## Written request
An exact copy of the records is required, minus the pictures they hold.

Collected data entries
#####

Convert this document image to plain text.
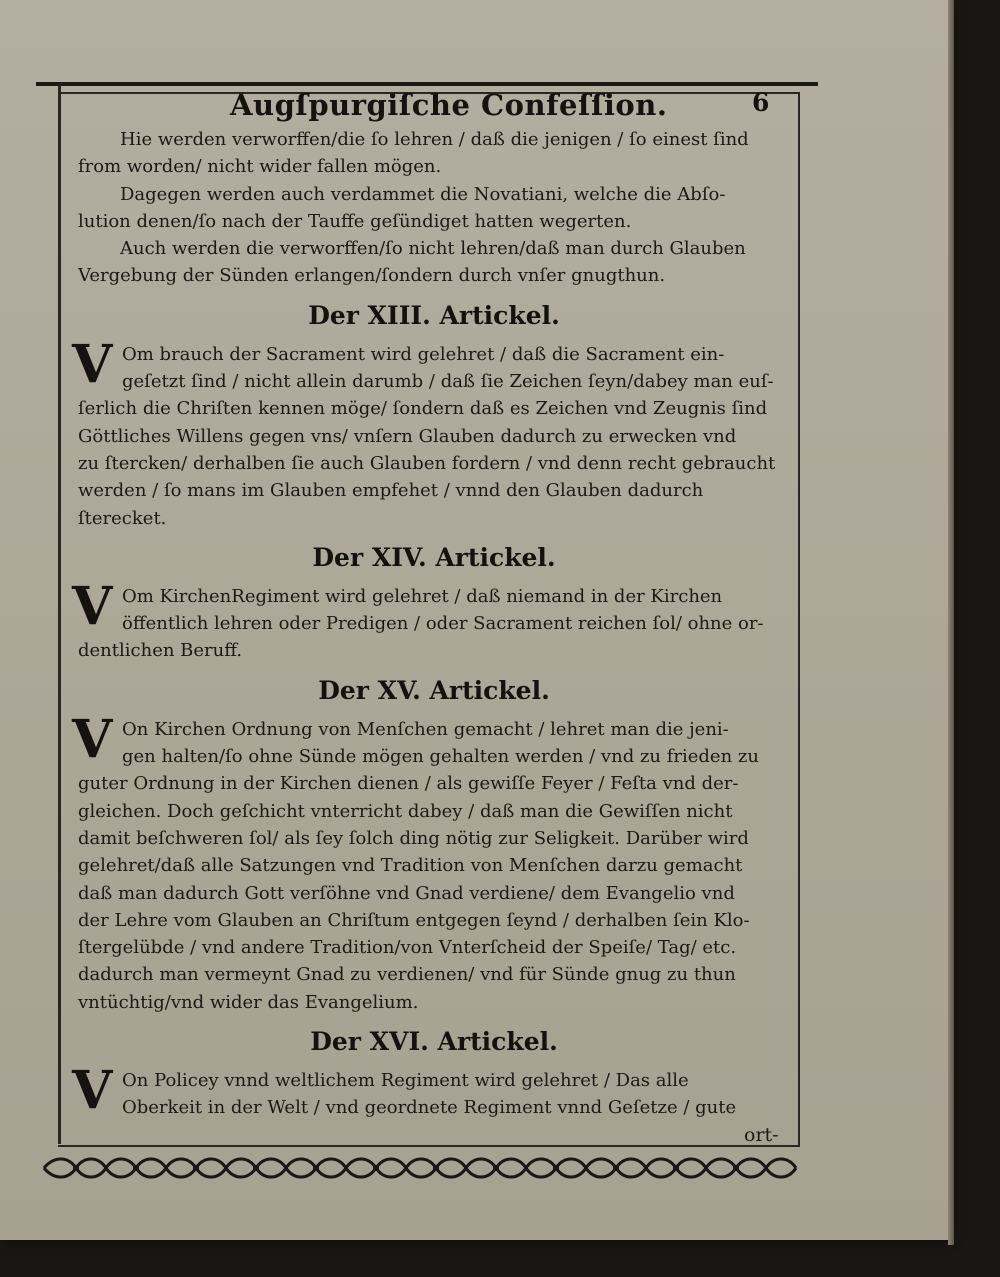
Augſpurgiſche Confeſſion.	6
Hie werden verworffen/die ſo lehren / daß die jenigen / ſo einest ſind
from worden/ nicht wider fallen mögen.
Dagegen werden auch verdammet die Novatiani, welche die Abſo-
lution denen/ſo nach der Tauffe geſündiget hatten wegerten.
Auch werden die verworffen/ſo nicht lehren/daß man durch Glauben
Vergebung der Sünden erlangen/ſondern durch vnſer gnugthun.
Der XIII. Artickel.
V Om brauch der Sacrament wird gelehret / daß die Sacrament ein-
geſetzt ſind / nicht allein darumb / daß ſie Zeichen ſeyn/dabey man euſ-
ſerlich die Chriſten kennen möge/ ſondern daß es Zeichen vnd Zeugnis ſind
Göttliches Willens gegen vns/ vnſern Glauben dadurch zu erwecken vnd
zu ſtercken/ derhalben ſie auch Glauben fordern / vnd denn recht gebraucht
werden / ſo mans im Glauben empfehet / vnnd den Glauben dadurch
ſterecket.
Der XIV. Artickel.
V Om KirchenRegiment wird gelehret / daß niemand in der Kirchen
öffentlich lehren oder Predigen / oder Sacrament reichen ſol/ ohne or-
dentlichen Beruff.
Der XV. Artickel.
V On Kirchen Ordnung von Menſchen gemacht / lehret man die jeni-
gen halten/ſo ohne Sünde mögen gehalten werden / vnd zu frieden zu
guter Ordnung in der Kirchen dienen / als gewiſſe Feyer / Feſta vnd der-
gleichen. Doch geſchicht vnterricht dabey / daß man die Gewiſſen nicht
damit beſchweren ſol/ als ſey ſolch ding nötig zur Seligkeit. Darüber wird
gelehret/daß alle Satzungen vnd Tradition von Menſchen darzu gemacht
daß man dadurch Gott verſöhne vnd Gnad verdiene/ dem Evangelio vnd
der Lehre vom Glauben an Chriſtum entgegen ſeynd / derhalben ſein Klo-
ſtergelübde / vnd andere Tradition/von Vnterſcheid der Speiſe/ Tag/ etc.
dadurch man vermeynt Gnad zu verdienen/ vnd für Sünde gnug zu thun
vntüchtig/vnd wider das Evangelium.
Der XVI. Artickel.
V On Policey vnnd weltlichem Regiment wird gelehret / Das alle
Oberkeit in der Welt / vnd geordnete Regiment vnnd Geſetze / gute
ort-
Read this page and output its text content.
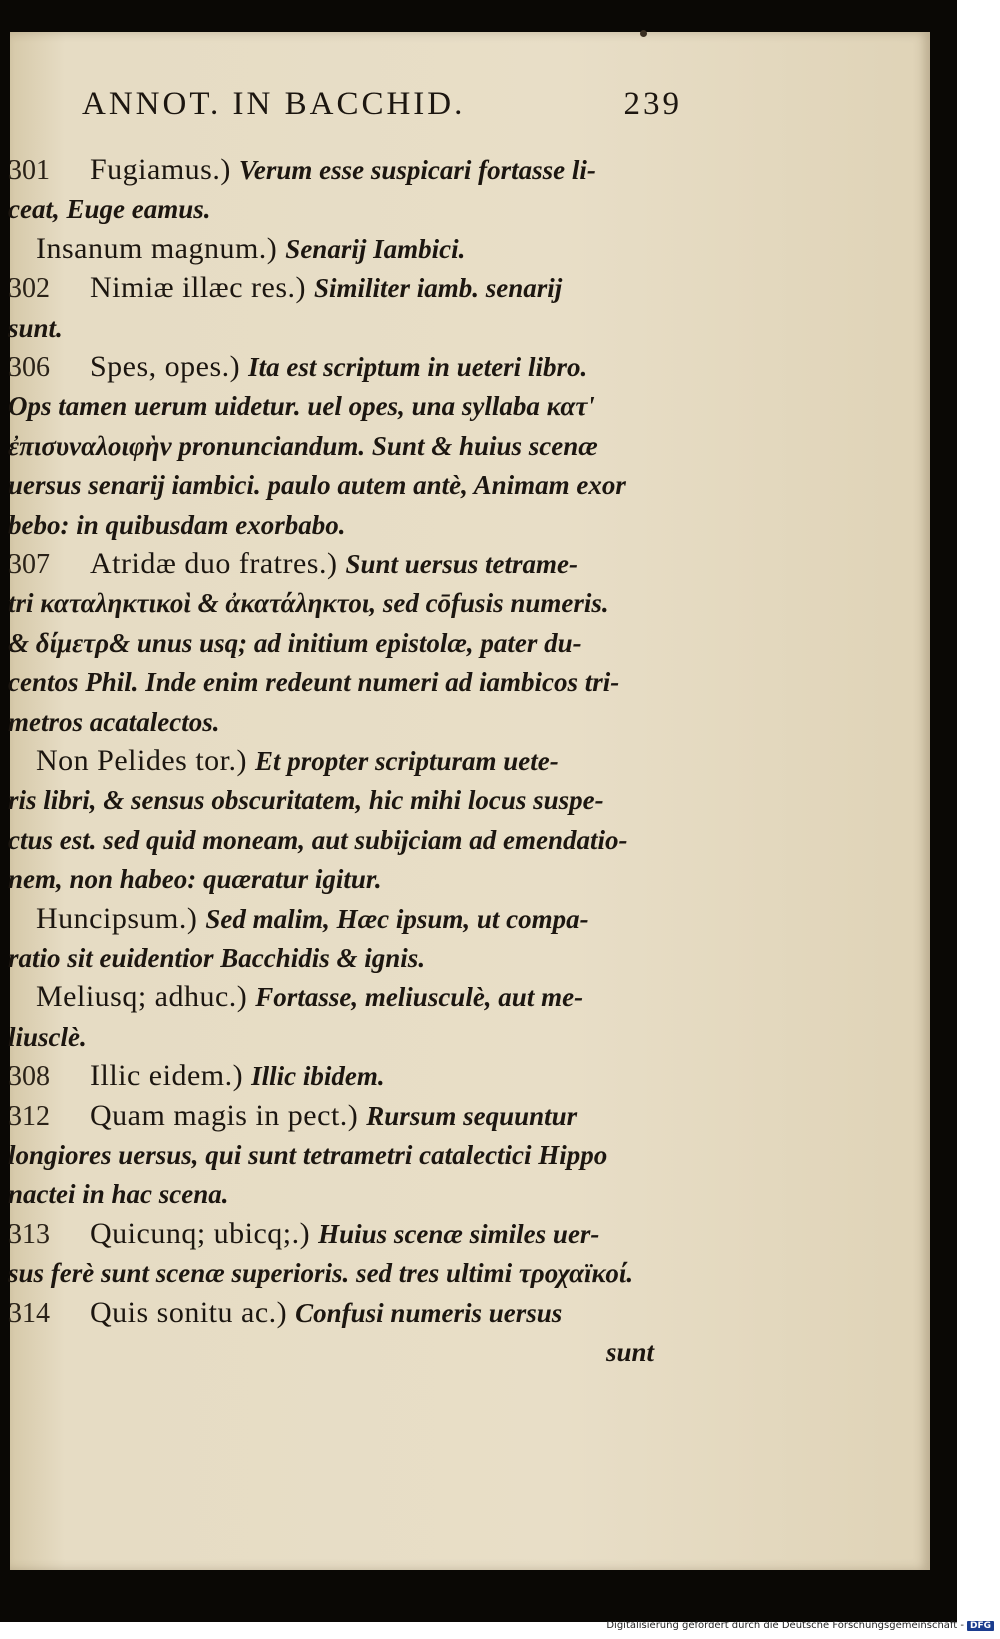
ANNOT. IN BACCHID.	239
301 Fugiamus.) Verum esse suspicari fortasse li-
ceat, Euge eamus.
Insanum magnum.) Senarij Iambici.
302 Nimiæ illæc res.) Similiter iamb. senarij
sunt.
306 Spes, opes.) Ita est scriptum in ueteri libro.
Ops tamen uerum uidetur. uel opes, una syllaba κατ'
ἐπισυναλοιφὴν pronunciandum. Sunt & huius scenæ
uersus senarij iambici. paulo autem antè, Animam exor
bebo: in quibusdam exorbabo.
307 Atridæ duo fratres.) Sunt uersus tetrame-
tri καταληκτικοὶ & ἀκατάληκτοι, sed cōfusis numeris.
& δίμετρ& unus usq; ad initium epistolæ, pater du-
centos Phil. Inde enim redeunt numeri ad iambicos tri-
metros acatalectos.
Non Pelides tor.) Et propter scripturam uete-
ris libri, & sensus obscuritatem, hic mihi locus suspe-
ctus est. sed quid moneam, aut subijciam ad emendatio-
nem, non habeo: quæratur igitur.
Huncipsum.) Sed malim, Hæc ipsum, ut compa-
ratio sit euidentior Bacchidis & ignis.
Meliusq; adhuc.) Fortasse, meliusculè, aut me-
liusclè.
308 Illic eidem.) Illic ibidem.
312 Quam magis in pect.) Rursum sequuntur
longiores uersus, qui sunt tetrametri catalectici Hippo
nactei in hac scena.
313 Quicunq; ubicq;.) Huius scenæ similes uer-
sus ferè sunt scenæ superioris. sed tres ultimi τροχαϊκοί.
314 Quis sonitu ac.) Confusi numeris uersus
sunt
Digitalisierung gefördert durch die Deutsche Forschungsgemeinschaft - DFG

#####

## Result of this exercise
Convert this document image to plain text.
Augſpurgiſche Confeſſion.	6
Hie werden verworffen/die ſo lehren / daß die jenigen / ſo einest ſind
from worden/ nicht wider fallen mögen.
Dagegen werden auch verdammet die Novatiani, welche die Abſo-
lution denen/ſo nach der Tauffe geſündiget hatten wegerten.
Auch werden die verworffen/ſo nicht lehren/daß man durch Glauben
Vergebung der Sünden erlangen/ſondern durch vnſer gnugthun.
Der XIII. Artickel.
V Om brauch der Sacrament wird gelehret / daß die Sacrament ein-
geſetzt ſind / nicht allein darumb / daß ſie Zeichen ſeyn/dabey man euſ-
ſerlich die Chriſten kennen möge/ ſondern daß es Zeichen vnd Zeugnis ſind
Göttliches Willens gegen vns/ vnſern Glauben dadurch zu erwecken vnd
zu ſtercken/ derhalben ſie auch Glauben fordern / vnd denn recht gebraucht
werden / ſo mans im Glauben empfehet / vnnd den Glauben dadurch
ſterecket.
Der XIV. Artickel.
V Om KirchenRegiment wird gelehret / daß niemand in der Kirchen
öffentlich lehren oder Predigen / oder Sacrament reichen ſol/ ohne or-
dentlichen Beruff.
Der XV. Artickel.
V On Kirchen Ordnung von Menſchen gemacht / lehret man die jeni-
gen halten/ſo ohne Sünde mögen gehalten werden / vnd zu frieden zu
guter Ordnung in der Kirchen dienen / als gewiſſe Feyer / Feſta vnd der-
gleichen. Doch geſchicht vnterricht dabey / daß man die Gewiſſen nicht
damit beſchweren ſol/ als ſey ſolch ding nötig zur Seligkeit. Darüber wird
gelehret/daß alle Satzungen vnd Tradition von Menſchen darzu gemacht
daß man dadurch Gott verſöhne vnd Gnad verdiene/ dem Evangelio vnd
der Lehre vom Glauben an Chriſtum entgegen ſeynd / derhalben ſein Klo-
ſtergelübde / vnd andere Tradition/von Vnterſcheid der Speiſe/ Tag/ etc.
dadurch man vermeynt Gnad zu verdienen/ vnd für Sünde gnug zu thun
vntüchtig/vnd wider das Evangelium.
Der XVI. Artickel.
V On Policey vnnd weltlichem Regiment wird gelehret / Das alle
Oberkeit in der Welt / vnd geordnete Regiment vnnd Geſetze / gute
ort-
Read this page and output its text content.
ANNOT. IN BACCHID.	239
301 Fugiamus.) Verum esse suspicari fortasse li-
ceat, Euge eamus.
Insanum magnum.) Senarij Iambici.
302 Nimiæ illæc res.) Similiter iamb. senarij
sunt.
306 Spes, opes.) Ita est scriptum in ueteri libro.
Ops tamen uerum uidetur. uel opes, una syllaba κατ'
ἐπισυναλοιφὴν pronunciandum. Sunt & huius scenæ
uersus senarij iambici. paulo autem antè, Animam exor
bebo: in quibusdam exorbabo.
307 Atridæ duo fratres.) Sunt uersus tetrame-
tri καταληκτικοὶ & ἀκατάληκτοι, sed cōfusis numeris.
& δίμετρ& unus usq; ad initium epistolæ, pater du-
centos Phil. Inde enim redeunt numeri ad iambicos tri-
metros acatalectos.
Non Pelides tor.) Et propter scripturam uete-
ris libri, & sensus obscuritatem, hic mihi locus suspe-
ctus est. sed quid moneam, aut subijciam ad emendatio-
nem, non habeo: quæratur igitur.
Huncipsum.) Sed malim, Hæc ipsum, ut compa-
ratio sit euidentior Bacchidis & ignis.
Meliusq; adhuc.) Fortasse, meliusculè, aut me-
liusclè.
308 Illic eidem.) Illic ibidem.
312 Quam magis in pect.) Rursum sequuntur
longiores uersus, qui sunt tetrametri catalectici Hippo
nactei in hac scena.
313 Quicunq; ubicq;.) Huius scenæ similes uer-
sus ferè sunt scenæ superioris. sed tres ultimi τροχαϊκοί.
314 Quis sonitu ac.) Confusi numeris uersus
sunt
Digitalisierung gefördert durch die Deutsche Forschungsgemeinschaft - DFG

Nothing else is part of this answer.